#### Page extract
========================
Profile-guided optimization (PGO), also known as feedback-directed optimization (FDO), is a compiler optimization technique that feeds information (a profile) from representative runs of the application back into to the compiler for the next build of the application, which uses that information to make more informed optimization decisions. For example, the compiler may decide to more aggressively inline functions which the profile indicates are called frequently. (emphasis mine)

And indeed, if we compare the size of the binary before and after optimization, we can see that it grew by 530k, a little over 4%.

$ ls -la
-rwxrwxr-x  1 ubuntu ubuntu 121154086 Jan 30 23:26 dolt-orig
-rwxrwxr-x  1 ubuntu ubuntu 121697580 Jan 31 00:29 dolt-prof-1

This is a good indication that inlining has taken place: the instructions from inlined functions get moved into the bodies of their call sites, which inflates the size of the compiled binary.

We can also compare what's different using profiles collected from the two binaries. pprof has the ability to compute the difference between two profiles using the -diff_base flag:

/usr/local/go/bin/go tool pprof -http=:8090 -diff_base=cpu-orig-30.prof cpu-prof-30.prof

When we inspect this result, we can use the top view to see where the savings come from. First let's sort by Flat%, which tells us where the runtime is spending fewer cycles:

Almost none of this is our code, it's all stuff from the runtime. This is more or less expected: these are the low-level calls that are getting inlined into their call sites. Of special note here is crypto/sha512.blockAVX2, which we use in a lot of places to compute the hashes of data structures.
========================
#### Dataset content
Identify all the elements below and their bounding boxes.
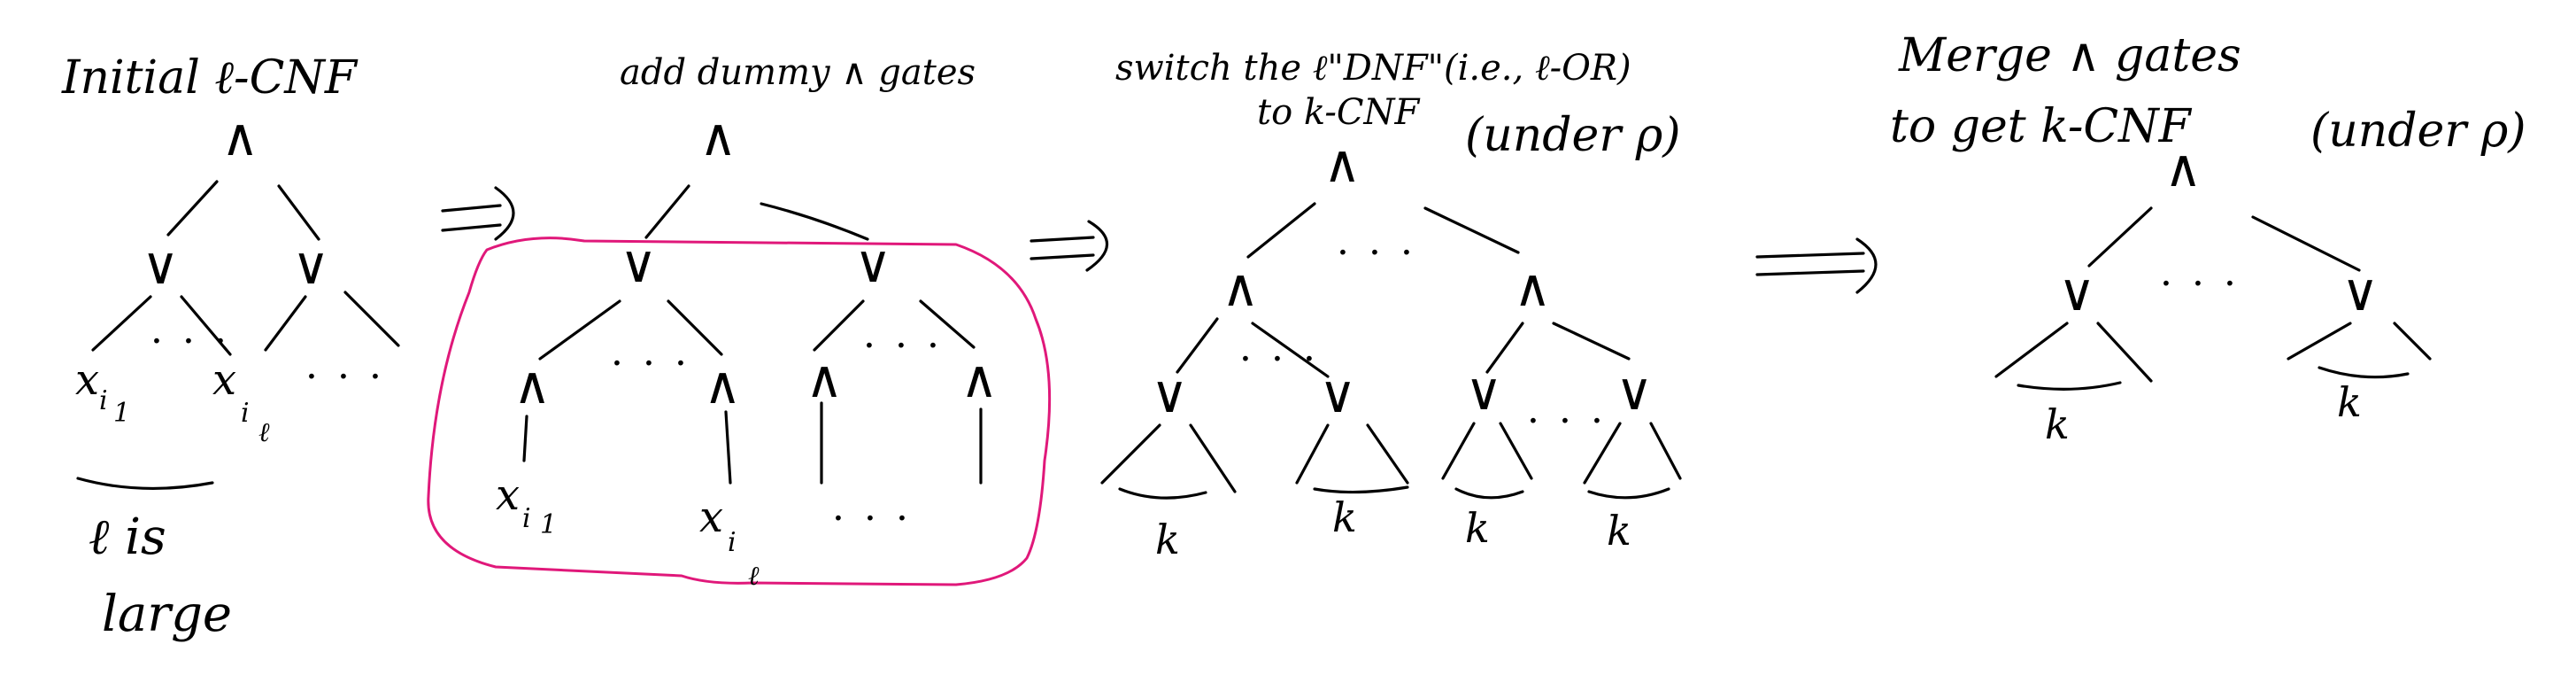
========================
In the page extract on profile-guided optimization, which pprof flag computes the difference between two profiles?

The -diff_base flag.